Can you give all the records again without altering a single character?

▼

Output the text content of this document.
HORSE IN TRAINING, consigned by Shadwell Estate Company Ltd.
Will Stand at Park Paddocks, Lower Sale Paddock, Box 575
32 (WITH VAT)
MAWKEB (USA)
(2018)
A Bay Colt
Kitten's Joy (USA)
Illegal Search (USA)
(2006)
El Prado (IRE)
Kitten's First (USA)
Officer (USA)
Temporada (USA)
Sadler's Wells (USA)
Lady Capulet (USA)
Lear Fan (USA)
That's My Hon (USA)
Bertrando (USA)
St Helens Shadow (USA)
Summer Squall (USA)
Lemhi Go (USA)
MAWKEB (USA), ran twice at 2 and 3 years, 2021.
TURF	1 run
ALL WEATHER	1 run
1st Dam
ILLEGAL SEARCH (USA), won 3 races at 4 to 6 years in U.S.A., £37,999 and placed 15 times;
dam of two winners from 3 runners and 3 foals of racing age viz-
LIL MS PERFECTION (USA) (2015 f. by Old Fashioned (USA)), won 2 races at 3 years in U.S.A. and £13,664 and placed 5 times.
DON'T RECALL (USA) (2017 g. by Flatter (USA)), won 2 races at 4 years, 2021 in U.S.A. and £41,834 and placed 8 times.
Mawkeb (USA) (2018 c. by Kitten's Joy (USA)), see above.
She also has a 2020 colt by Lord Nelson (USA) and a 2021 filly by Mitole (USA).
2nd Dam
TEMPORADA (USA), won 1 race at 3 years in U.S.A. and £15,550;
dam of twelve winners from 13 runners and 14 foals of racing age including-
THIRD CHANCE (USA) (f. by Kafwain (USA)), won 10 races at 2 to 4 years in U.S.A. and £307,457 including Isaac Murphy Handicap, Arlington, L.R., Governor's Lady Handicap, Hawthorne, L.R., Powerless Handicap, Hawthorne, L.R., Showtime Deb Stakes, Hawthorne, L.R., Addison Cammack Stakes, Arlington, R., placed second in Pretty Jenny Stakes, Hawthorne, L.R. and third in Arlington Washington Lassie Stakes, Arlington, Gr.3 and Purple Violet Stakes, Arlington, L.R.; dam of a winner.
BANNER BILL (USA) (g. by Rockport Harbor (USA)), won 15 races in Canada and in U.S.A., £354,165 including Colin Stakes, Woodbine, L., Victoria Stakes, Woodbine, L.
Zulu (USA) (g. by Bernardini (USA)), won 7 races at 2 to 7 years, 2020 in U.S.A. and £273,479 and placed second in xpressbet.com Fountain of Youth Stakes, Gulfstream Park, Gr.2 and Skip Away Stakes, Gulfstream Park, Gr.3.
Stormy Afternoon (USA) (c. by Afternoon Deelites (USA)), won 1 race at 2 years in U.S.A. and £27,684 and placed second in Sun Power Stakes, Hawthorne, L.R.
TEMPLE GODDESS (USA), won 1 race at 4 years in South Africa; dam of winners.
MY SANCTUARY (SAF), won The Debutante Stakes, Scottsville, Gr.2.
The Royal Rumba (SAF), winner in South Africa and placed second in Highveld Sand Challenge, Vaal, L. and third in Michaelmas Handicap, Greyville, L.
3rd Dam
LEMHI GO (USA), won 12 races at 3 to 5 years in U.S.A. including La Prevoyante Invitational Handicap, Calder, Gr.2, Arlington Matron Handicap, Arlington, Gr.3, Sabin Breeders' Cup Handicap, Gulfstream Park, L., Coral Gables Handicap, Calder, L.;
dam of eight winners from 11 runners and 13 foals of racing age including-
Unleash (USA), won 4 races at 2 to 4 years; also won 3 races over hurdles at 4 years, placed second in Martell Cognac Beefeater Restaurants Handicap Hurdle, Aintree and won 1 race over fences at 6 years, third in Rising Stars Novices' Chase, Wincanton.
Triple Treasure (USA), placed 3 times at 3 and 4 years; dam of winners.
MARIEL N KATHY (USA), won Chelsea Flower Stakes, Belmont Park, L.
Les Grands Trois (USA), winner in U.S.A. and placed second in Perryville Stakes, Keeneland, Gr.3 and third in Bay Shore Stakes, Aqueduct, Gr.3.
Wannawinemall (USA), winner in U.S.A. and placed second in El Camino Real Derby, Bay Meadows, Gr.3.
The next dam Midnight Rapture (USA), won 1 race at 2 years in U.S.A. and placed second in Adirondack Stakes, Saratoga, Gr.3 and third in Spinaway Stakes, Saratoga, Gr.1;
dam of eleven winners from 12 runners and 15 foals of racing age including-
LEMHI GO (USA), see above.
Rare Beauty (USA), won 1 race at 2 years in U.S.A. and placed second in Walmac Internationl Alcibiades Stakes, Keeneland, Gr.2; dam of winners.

▲

- _THE COMPLETED TASK_
Output the text content of this document.
HORSE IN TRAINING, consigned by Shadwell Estate Company Ltd.
Will Stand at Park Paddocks, Lower Sale Paddock, Box 575
32 (WITH VAT)
MAWKEB (USA)
(2018)
A Bay Colt
Kitten's Joy (USA)
Illegal Search (USA)
(2006)
El Prado (IRE)
Kitten's First (USA)
Officer (USA)
Temporada (USA)
Sadler's Wells (USA)
Lady Capulet (USA)
Lear Fan (USA)
That's My Hon (USA)
Bertrando (USA)
St Helens Shadow (USA)
Summer Squall (USA)
Lemhi Go (USA)
MAWKEB (USA), ran twice at 2 and 3 years, 2021.
TURF	1 run
ALL WEATHER	1 run
1st Dam
ILLEGAL SEARCH (USA), won 3 races at 4 to 6 years in U.S.A., £37,999 and placed 15 times;
dam of two winners from 3 runners and 3 foals of racing age viz-
LIL MS PERFECTION (USA) (2015 f. by Old Fashioned (USA)), won 2 races at 3 years in U.S.A. and £13,664 and placed 5 times.
DON'T RECALL (USA) (2017 g. by Flatter (USA)), won 2 races at 4 years, 2021 in U.S.A. and £41,834 and placed 8 times.
Mawkeb (USA) (2018 c. by Kitten's Joy (USA)), see above.
She also has a 2020 colt by Lord Nelson (USA) and a 2021 filly by Mitole (USA).
2nd Dam
TEMPORADA (USA), won 1 race at 3 years in U.S.A. and £15,550;
dam of twelve winners from 13 runners and 14 foals of racing age including-
THIRD CHANCE (USA) (f. by Kafwain (USA)), won 10 races at 2 to 4 years in U.S.A. and £307,457 including Isaac Murphy Handicap, Arlington, L.R., Governor's Lady Handicap, Hawthorne, L.R., Powerless Handicap, Hawthorne, L.R., Showtime Deb Stakes, Hawthorne, L.R., Addison Cammack Stakes, Arlington, R., placed second in Pretty Jenny Stakes, Hawthorne, L.R. and third in Arlington Washington Lassie Stakes, Arlington, Gr.3 and Purple Violet Stakes, Arlington, L.R.; dam of a winner.
BANNER BILL (USA) (g. by Rockport Harbor (USA)), won 15 races in Canada and in U.S.A., £354,165 including Colin Stakes, Woodbine, L., Victoria Stakes, Woodbine, L.
Zulu (USA) (g. by Bernardini (USA)), won 7 races at 2 to 7 years, 2020 in U.S.A. and £273,479 and placed second in xpressbet.com Fountain of Youth Stakes, Gulfstream Park, Gr.2 and Skip Away Stakes, Gulfstream Park, Gr.3.
Stormy Afternoon (USA) (c. by Afternoon Deelites (USA)), won 1 race at 2 years in U.S.A. and £27,684 and placed second in Sun Power Stakes, Hawthorne, L.R.
TEMPLE GODDESS (USA), won 1 race at 4 years in South Africa; dam of winners.
MY SANCTUARY (SAF), won The Debutante Stakes, Scottsville, Gr.2.
The Royal Rumba (SAF), winner in South Africa and placed second in Highveld Sand Challenge, Vaal, L. and third in Michaelmas Handicap, Greyville, L.
3rd Dam
LEMHI GO (USA), won 12 races at 3 to 5 years in U.S.A. including La Prevoyante Invitational Handicap, Calder, Gr.2, Arlington Matron Handicap, Arlington, Gr.3, Sabin Breeders' Cup Handicap, Gulfstream Park, L., Coral Gables Handicap, Calder, L.;
dam of eight winners from 11 runners and 13 foals of racing age including-
Unleash (USA), won 4 races at 2 to 4 years; also won 3 races over hurdles at 4 years, placed second in Martell Cognac Beefeater Restaurants Handicap Hurdle, Aintree and won 1 race over fences at 6 years, third in Rising Stars Novices' Chase, Wincanton.
Triple Treasure (USA), placed 3 times at 3 and 4 years; dam of winners.
MARIEL N KATHY (USA), won Chelsea Flower Stakes, Belmont Park, L.
Les Grands Trois (USA), winner in U.S.A. and placed second in Perryville Stakes, Keeneland, Gr.3 and third in Bay Shore Stakes, Aqueduct, Gr.3.
Wannawinemall (USA), winner in U.S.A. and placed second in El Camino Real Derby, Bay Meadows, Gr.3.
The next dam Midnight Rapture (USA), won 1 race at 2 years in U.S.A. and placed second in Adirondack Stakes, Saratoga, Gr.3 and third in Spinaway Stakes, Saratoga, Gr.1;
dam of eleven winners from 12 runners and 15 foals of racing age including-
LEMHI GO (USA), see above.
Rare Beauty (USA), won 1 race at 2 years in U.S.A. and placed second in Walmac Internationl Alcibiades Stakes, Keeneland, Gr.2; dam of winners.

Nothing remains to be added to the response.